## WHAT IS NEEDED
Every record below should be transcribed exactly. Omit the images.

## DATA EXTRACT

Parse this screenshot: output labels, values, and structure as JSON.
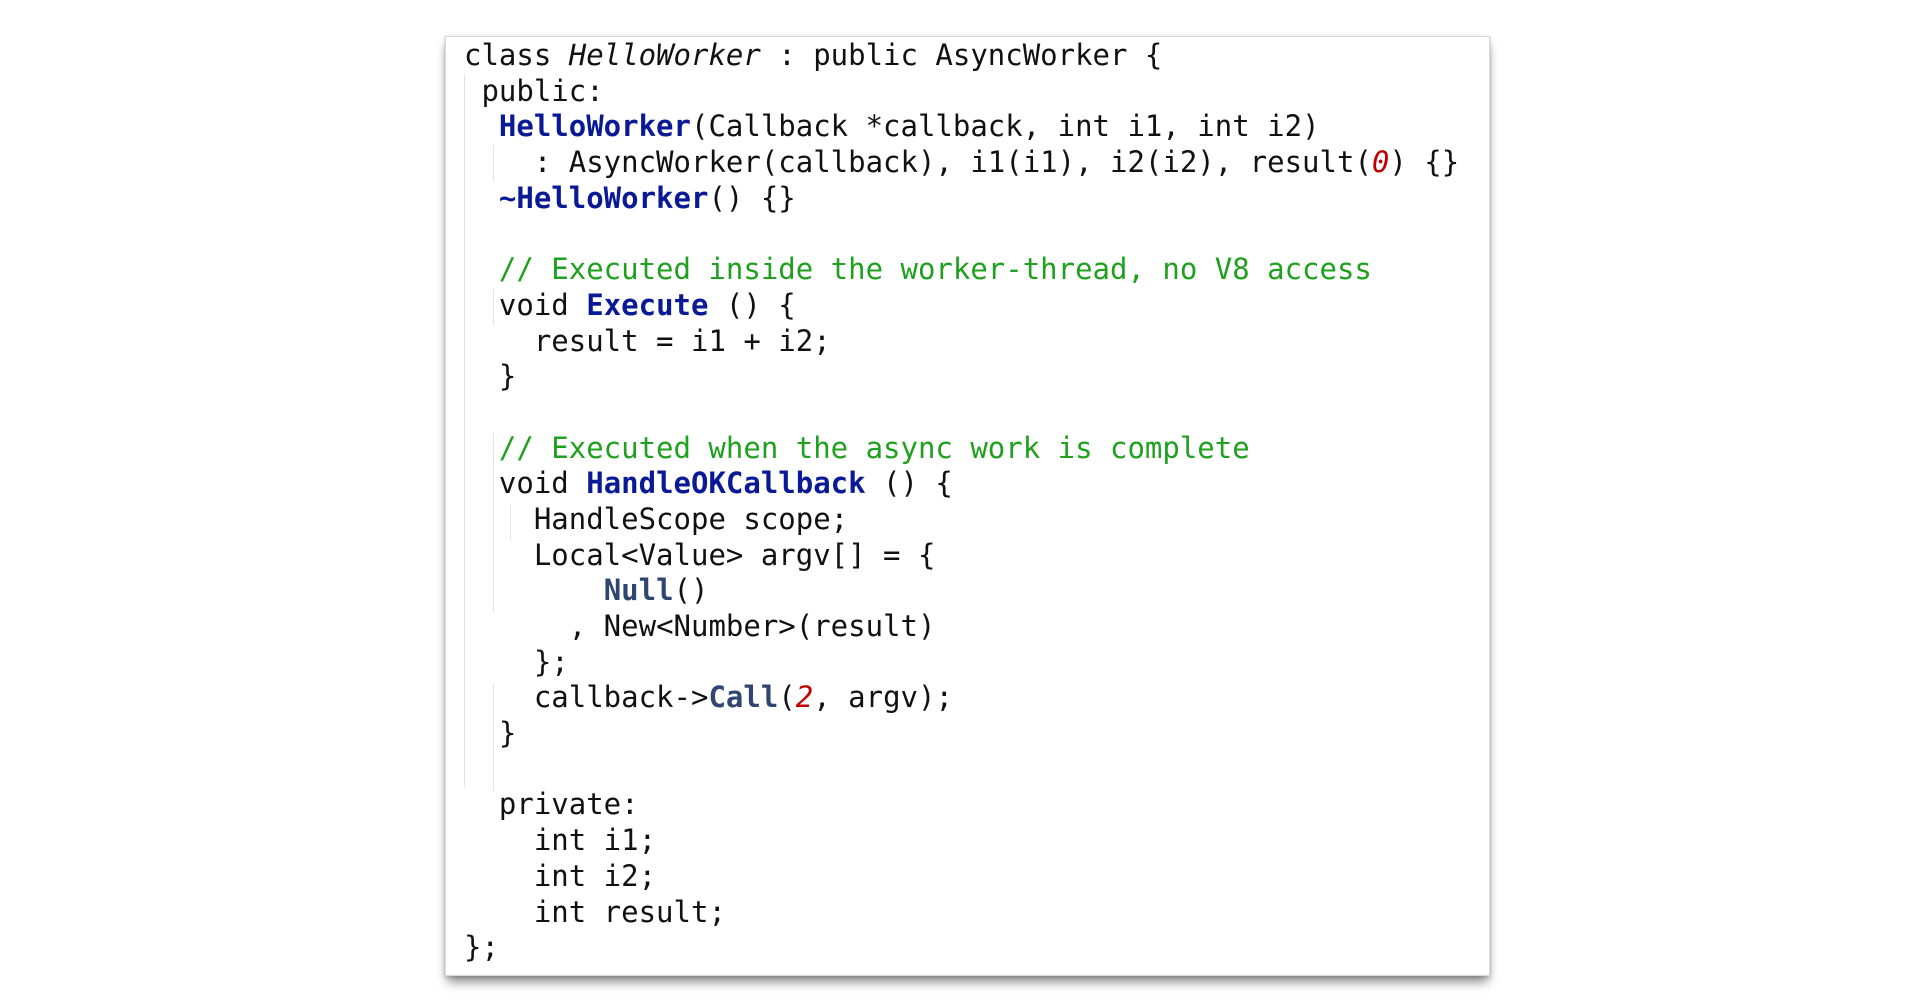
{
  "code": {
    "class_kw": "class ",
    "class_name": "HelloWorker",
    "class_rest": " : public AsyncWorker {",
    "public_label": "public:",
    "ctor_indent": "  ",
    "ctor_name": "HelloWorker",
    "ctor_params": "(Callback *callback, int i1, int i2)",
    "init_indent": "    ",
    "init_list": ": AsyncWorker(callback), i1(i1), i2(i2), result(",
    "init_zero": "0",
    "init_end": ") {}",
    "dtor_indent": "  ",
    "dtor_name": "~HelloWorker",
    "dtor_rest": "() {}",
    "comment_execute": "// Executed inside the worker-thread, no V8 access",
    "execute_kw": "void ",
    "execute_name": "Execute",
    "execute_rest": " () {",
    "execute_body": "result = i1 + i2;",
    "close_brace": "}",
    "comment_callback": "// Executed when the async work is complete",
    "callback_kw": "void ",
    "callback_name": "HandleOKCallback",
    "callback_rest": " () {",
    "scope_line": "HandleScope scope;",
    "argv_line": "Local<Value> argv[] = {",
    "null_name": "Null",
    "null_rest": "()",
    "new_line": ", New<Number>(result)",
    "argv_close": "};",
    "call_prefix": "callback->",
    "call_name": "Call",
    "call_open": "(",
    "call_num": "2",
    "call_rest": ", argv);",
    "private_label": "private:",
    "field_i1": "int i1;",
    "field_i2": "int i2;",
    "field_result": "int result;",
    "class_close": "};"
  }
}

## WRITTEN ANSWER
Parse this screenshot: output labels, values, and structure as JSON.
{
  "code": {
    "class_kw": "class ",
    "class_name": "HelloWorker",
    "class_rest": " : public AsyncWorker {",
    "public_label": "public:",
    "ctor_indent": "  ",
    "ctor_name": "HelloWorker",
    "ctor_params": "(Callback *callback, int i1, int i2)",
    "init_indent": "    ",
    "init_list": ": AsyncWorker(callback), i1(i1), i2(i2), result(",
    "init_zero": "0",
    "init_end": ") {}",
    "dtor_indent": "  ",
    "dtor_name": "~HelloWorker",
    "dtor_rest": "() {}",
    "comment_execute": "// Executed inside the worker-thread, no V8 access",
    "execute_kw": "void ",
    "execute_name": "Execute",
    "execute_rest": " () {",
    "execute_body": "result = i1 + i2;",
    "close_brace": "}",
    "comment_callback": "// Executed when the async work is complete",
    "callback_kw": "void ",
    "callback_name": "HandleOKCallback",
    "callback_rest": " () {",
    "scope_line": "HandleScope scope;",
    "argv_line": "Local<Value> argv[] = {",
    "null_name": "Null",
    "null_rest": "()",
    "new_line": ", New<Number>(result)",
    "argv_close": "};",
    "call_prefix": "callback->",
    "call_name": "Call",
    "call_open": "(",
    "call_num": "2",
    "call_rest": ", argv);",
    "private_label": "private:",
    "field_i1": "int i1;",
    "field_i2": "int i2;",
    "field_result": "int result;",
    "class_close": "};"
  }
}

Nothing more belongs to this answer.